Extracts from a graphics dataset
■ ■ ■ ■ ■ ■ ■
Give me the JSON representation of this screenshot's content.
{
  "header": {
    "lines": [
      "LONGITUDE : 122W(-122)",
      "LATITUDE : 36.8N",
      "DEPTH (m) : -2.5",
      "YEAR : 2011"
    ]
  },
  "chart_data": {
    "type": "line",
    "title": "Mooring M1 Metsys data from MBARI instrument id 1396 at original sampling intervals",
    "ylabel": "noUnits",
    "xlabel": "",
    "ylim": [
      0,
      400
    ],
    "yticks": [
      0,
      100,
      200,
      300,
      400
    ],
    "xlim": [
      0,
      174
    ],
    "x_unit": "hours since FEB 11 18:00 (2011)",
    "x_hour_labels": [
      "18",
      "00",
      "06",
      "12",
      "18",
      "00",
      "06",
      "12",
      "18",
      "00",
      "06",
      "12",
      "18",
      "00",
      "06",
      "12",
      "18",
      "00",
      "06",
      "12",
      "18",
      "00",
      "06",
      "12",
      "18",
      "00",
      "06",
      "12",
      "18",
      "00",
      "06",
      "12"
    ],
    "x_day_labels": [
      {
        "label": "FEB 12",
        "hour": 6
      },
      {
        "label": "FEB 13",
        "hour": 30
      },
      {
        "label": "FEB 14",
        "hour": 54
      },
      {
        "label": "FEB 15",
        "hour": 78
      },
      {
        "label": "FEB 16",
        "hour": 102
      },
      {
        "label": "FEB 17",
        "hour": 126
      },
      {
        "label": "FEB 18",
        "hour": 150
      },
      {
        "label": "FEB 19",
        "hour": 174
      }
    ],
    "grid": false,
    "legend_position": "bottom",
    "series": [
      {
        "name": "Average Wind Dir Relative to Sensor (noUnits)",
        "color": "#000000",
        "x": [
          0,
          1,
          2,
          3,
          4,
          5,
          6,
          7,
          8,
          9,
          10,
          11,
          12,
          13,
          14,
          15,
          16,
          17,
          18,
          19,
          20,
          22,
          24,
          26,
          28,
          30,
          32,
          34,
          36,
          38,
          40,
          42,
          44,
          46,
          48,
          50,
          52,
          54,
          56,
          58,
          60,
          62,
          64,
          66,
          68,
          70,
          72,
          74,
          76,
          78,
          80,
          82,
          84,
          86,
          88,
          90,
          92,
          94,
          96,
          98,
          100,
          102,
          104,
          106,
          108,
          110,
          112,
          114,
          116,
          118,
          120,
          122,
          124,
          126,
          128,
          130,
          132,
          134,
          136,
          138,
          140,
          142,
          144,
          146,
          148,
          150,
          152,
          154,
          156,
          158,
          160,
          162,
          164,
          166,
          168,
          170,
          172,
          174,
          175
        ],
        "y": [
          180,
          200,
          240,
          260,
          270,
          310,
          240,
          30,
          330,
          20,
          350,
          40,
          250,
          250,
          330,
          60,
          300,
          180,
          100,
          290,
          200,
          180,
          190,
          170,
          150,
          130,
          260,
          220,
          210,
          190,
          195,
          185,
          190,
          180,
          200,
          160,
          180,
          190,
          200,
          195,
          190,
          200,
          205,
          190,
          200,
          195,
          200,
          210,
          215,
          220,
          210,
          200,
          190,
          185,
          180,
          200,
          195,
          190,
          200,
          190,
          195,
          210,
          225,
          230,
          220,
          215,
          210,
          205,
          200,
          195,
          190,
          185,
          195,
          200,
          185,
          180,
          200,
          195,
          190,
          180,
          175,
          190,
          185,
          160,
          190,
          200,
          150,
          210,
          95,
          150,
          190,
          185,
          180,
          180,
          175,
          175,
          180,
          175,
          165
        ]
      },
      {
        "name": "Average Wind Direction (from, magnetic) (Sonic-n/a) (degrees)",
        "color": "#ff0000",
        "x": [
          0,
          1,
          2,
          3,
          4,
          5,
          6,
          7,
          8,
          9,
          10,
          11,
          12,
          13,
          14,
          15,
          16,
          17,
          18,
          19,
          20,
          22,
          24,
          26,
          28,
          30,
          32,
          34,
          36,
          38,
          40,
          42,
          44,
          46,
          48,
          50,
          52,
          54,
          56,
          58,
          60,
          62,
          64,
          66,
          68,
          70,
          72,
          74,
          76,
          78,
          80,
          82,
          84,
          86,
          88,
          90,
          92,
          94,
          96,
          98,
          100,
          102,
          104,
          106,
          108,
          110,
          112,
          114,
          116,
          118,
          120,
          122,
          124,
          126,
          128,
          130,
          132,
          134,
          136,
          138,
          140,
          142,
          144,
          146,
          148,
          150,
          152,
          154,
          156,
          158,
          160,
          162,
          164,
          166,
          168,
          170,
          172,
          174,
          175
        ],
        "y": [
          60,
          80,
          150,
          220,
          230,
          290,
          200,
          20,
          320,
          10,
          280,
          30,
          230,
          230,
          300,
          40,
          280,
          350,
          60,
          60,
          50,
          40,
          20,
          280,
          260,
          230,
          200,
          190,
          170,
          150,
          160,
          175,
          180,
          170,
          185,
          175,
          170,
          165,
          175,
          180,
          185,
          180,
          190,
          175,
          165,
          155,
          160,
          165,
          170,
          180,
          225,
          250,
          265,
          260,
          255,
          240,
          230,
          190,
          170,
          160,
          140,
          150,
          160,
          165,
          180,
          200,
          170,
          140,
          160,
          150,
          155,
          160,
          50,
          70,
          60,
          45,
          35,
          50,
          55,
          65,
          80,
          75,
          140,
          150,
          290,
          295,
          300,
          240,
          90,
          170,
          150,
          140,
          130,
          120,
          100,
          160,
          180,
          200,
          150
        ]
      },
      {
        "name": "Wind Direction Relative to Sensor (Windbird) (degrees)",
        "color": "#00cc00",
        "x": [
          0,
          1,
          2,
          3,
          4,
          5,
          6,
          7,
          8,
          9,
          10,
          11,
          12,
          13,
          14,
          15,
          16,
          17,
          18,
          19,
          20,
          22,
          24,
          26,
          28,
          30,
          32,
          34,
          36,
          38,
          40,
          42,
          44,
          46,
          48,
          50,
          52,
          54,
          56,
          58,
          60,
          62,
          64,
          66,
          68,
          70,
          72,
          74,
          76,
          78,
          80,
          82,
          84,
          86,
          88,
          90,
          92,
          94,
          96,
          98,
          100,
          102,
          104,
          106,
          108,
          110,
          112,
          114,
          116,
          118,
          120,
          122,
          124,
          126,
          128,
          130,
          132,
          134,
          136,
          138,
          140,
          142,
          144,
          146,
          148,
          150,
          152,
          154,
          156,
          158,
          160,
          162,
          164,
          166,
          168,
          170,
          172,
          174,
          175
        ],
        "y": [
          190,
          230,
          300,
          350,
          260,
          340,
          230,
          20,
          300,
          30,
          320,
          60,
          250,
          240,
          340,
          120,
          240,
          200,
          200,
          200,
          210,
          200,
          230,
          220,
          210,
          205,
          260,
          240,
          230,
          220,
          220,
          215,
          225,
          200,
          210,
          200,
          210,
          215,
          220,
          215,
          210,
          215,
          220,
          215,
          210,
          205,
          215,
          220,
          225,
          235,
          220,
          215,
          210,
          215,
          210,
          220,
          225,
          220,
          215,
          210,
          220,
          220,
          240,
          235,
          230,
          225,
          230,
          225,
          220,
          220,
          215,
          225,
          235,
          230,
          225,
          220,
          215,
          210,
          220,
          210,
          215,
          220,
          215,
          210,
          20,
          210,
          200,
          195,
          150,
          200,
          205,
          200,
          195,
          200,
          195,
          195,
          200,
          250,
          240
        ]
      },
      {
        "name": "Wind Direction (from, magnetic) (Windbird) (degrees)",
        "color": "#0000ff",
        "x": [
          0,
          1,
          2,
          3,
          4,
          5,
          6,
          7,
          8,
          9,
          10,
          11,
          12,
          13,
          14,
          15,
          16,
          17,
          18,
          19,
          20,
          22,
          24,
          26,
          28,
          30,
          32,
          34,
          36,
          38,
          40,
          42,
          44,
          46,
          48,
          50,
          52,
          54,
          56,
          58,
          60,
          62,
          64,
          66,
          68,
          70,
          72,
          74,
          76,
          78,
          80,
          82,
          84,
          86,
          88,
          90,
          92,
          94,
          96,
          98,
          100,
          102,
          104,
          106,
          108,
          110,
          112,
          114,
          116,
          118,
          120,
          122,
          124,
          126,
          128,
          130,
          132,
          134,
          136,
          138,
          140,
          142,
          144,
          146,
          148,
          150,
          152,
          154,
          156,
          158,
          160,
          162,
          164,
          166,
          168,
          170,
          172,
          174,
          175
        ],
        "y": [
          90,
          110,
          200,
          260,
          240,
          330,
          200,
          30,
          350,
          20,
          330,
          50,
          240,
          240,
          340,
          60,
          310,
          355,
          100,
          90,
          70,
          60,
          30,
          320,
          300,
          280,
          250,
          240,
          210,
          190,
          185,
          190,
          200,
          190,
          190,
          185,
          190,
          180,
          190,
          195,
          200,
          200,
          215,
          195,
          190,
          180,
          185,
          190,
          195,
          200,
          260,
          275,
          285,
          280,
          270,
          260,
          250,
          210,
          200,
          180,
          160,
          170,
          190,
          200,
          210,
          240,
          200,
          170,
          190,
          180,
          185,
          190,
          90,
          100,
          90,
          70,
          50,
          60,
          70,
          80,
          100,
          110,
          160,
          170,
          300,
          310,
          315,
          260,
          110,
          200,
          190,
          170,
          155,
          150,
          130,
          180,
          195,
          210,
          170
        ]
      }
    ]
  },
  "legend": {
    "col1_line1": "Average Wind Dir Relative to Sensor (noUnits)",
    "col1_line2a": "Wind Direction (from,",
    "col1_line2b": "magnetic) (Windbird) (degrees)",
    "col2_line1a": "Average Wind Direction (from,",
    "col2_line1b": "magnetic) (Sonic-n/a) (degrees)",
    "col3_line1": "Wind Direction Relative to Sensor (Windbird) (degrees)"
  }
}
■ ■ ■ ■ ■ ■ ■
▶ Exercise description: Pick out and copy every line that contains the word "noUnits".

▶ Completed task:
    "ylabel": "noUnits",
        "name": "Average Wind Dir Relative to Sensor (noUnits)",
    "col1_line1": "Average Wind Dir Relative to Sensor (noUnits)",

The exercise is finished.